- **What is being asked**: Among the records below, find each line that includes the string "siècle" and copy it.

Data entries
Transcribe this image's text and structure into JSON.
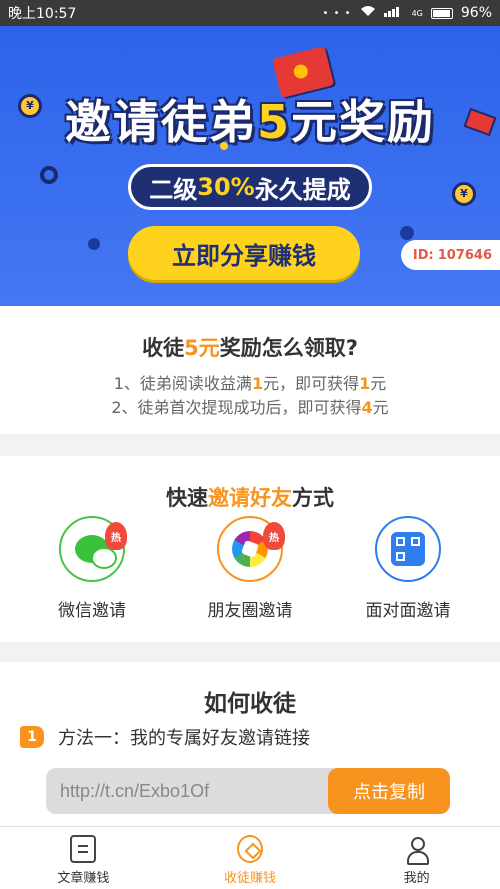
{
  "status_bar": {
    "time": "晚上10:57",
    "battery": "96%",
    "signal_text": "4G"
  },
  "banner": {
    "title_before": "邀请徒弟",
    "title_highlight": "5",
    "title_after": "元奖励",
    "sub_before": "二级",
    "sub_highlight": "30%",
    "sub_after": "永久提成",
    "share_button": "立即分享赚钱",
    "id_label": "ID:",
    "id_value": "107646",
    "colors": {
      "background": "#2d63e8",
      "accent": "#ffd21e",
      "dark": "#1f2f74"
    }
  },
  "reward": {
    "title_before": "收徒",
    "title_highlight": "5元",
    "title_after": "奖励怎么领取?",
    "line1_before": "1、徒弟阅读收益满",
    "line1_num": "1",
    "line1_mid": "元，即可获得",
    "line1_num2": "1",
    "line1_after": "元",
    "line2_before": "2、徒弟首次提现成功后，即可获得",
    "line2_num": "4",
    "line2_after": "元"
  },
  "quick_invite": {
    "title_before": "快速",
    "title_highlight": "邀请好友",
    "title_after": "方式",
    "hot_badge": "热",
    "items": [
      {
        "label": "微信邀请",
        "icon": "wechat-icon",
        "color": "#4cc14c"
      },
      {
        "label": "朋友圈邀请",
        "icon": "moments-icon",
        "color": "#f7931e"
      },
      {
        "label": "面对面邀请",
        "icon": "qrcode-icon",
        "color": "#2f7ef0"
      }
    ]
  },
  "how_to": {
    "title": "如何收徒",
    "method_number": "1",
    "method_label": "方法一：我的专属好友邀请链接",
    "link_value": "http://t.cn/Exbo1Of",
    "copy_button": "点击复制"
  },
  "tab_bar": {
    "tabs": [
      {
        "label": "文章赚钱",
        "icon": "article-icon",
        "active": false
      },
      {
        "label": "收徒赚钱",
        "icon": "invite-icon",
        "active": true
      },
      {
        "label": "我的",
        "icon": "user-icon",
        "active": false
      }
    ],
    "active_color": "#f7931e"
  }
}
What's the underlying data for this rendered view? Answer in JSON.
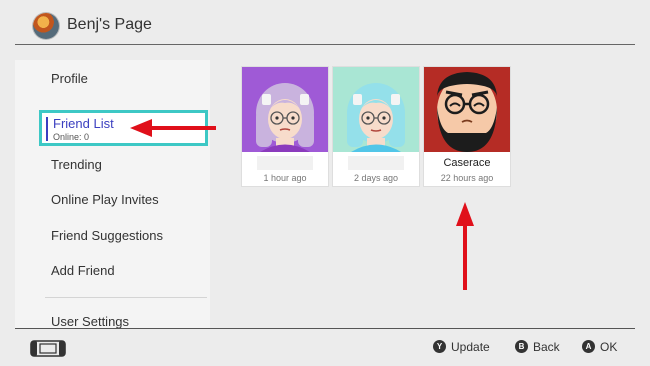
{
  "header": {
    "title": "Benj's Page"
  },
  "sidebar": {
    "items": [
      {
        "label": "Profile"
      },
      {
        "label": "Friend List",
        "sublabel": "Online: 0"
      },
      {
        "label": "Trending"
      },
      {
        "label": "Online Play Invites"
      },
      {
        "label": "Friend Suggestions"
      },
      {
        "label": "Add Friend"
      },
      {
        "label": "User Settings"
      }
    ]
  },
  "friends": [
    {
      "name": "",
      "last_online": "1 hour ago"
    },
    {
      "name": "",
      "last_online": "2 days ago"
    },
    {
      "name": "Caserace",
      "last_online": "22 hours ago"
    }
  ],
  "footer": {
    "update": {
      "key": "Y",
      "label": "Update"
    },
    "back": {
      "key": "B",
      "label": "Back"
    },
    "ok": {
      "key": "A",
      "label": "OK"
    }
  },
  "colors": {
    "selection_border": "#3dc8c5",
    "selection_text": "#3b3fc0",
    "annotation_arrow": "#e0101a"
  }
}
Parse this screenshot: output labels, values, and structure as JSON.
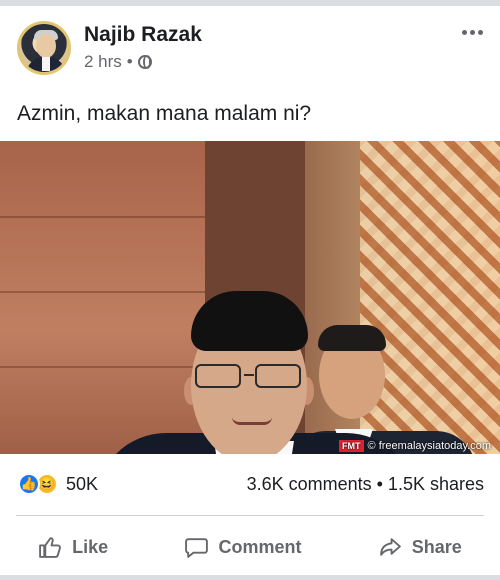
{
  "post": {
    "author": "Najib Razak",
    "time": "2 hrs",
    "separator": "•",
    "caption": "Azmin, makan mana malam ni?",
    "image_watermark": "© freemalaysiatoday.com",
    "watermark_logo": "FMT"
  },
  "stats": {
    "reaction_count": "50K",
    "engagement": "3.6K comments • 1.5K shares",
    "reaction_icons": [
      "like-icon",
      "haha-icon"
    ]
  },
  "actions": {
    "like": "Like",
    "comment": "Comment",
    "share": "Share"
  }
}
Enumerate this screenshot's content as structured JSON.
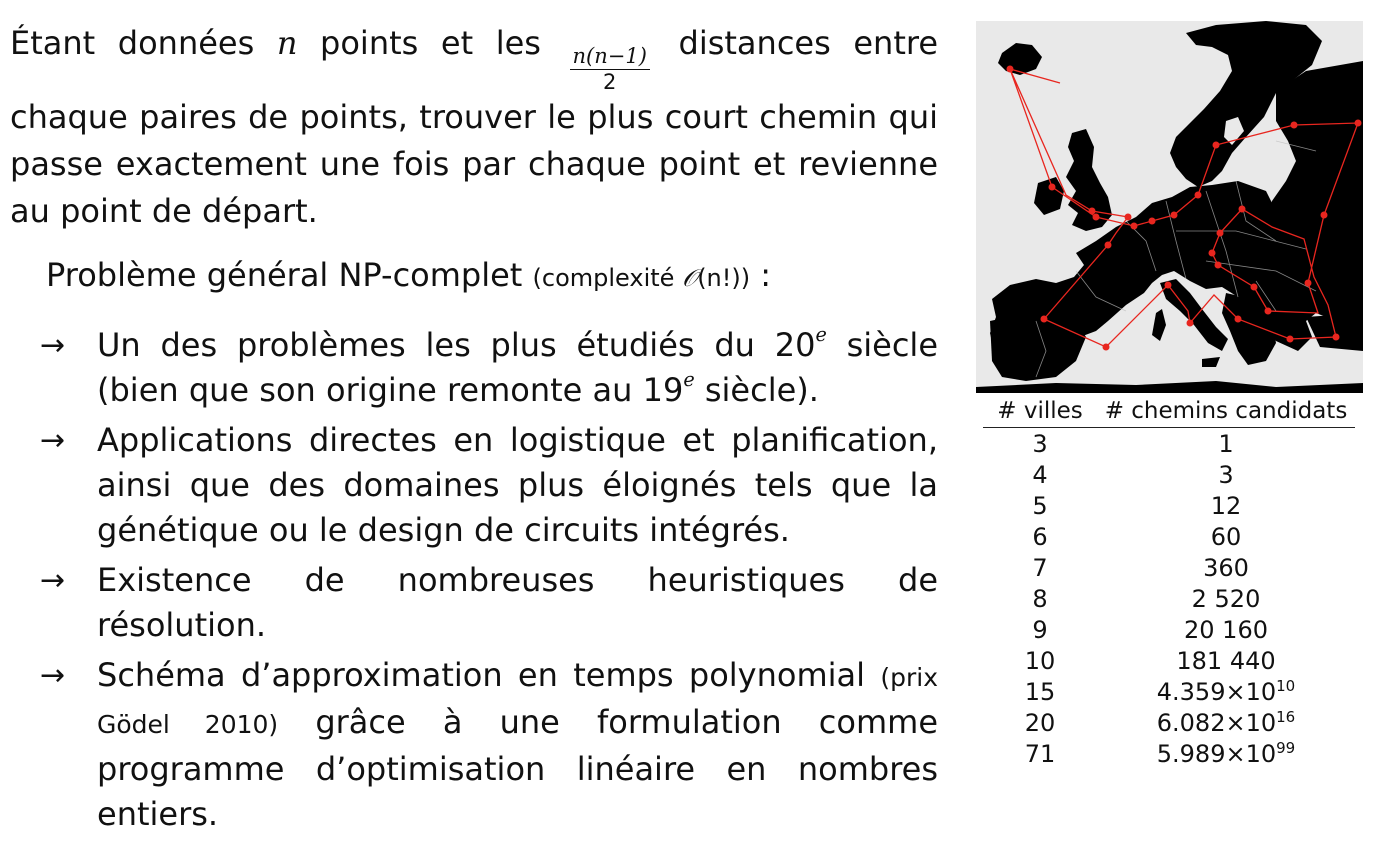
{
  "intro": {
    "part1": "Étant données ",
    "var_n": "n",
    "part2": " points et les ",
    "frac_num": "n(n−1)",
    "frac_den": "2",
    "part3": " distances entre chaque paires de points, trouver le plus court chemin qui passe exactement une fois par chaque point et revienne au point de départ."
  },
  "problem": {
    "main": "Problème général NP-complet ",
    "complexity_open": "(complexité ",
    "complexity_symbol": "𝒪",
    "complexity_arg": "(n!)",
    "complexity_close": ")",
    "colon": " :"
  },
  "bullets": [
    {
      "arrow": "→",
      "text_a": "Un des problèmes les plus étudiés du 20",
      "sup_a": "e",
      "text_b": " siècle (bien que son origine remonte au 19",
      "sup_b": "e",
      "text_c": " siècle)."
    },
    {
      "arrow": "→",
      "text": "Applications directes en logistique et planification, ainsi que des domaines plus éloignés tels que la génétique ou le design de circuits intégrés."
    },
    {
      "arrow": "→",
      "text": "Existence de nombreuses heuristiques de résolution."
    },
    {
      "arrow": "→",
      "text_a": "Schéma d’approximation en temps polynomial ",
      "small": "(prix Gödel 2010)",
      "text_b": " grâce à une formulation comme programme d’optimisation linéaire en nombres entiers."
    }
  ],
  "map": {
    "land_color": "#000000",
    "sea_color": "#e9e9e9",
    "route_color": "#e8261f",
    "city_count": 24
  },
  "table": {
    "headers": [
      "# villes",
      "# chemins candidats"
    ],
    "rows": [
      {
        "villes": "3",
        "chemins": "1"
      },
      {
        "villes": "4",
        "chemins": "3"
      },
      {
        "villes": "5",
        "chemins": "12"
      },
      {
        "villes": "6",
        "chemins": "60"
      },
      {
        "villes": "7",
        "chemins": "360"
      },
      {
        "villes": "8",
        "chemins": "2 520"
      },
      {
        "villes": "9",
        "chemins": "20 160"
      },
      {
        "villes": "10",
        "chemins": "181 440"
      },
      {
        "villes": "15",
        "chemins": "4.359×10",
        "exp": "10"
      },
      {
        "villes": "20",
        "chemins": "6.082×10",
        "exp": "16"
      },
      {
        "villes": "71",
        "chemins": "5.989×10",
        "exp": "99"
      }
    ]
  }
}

- **Written answer**:
      "text_b": " siècle (bien que son origine remonte au 19",
      "text_c": " siècle)."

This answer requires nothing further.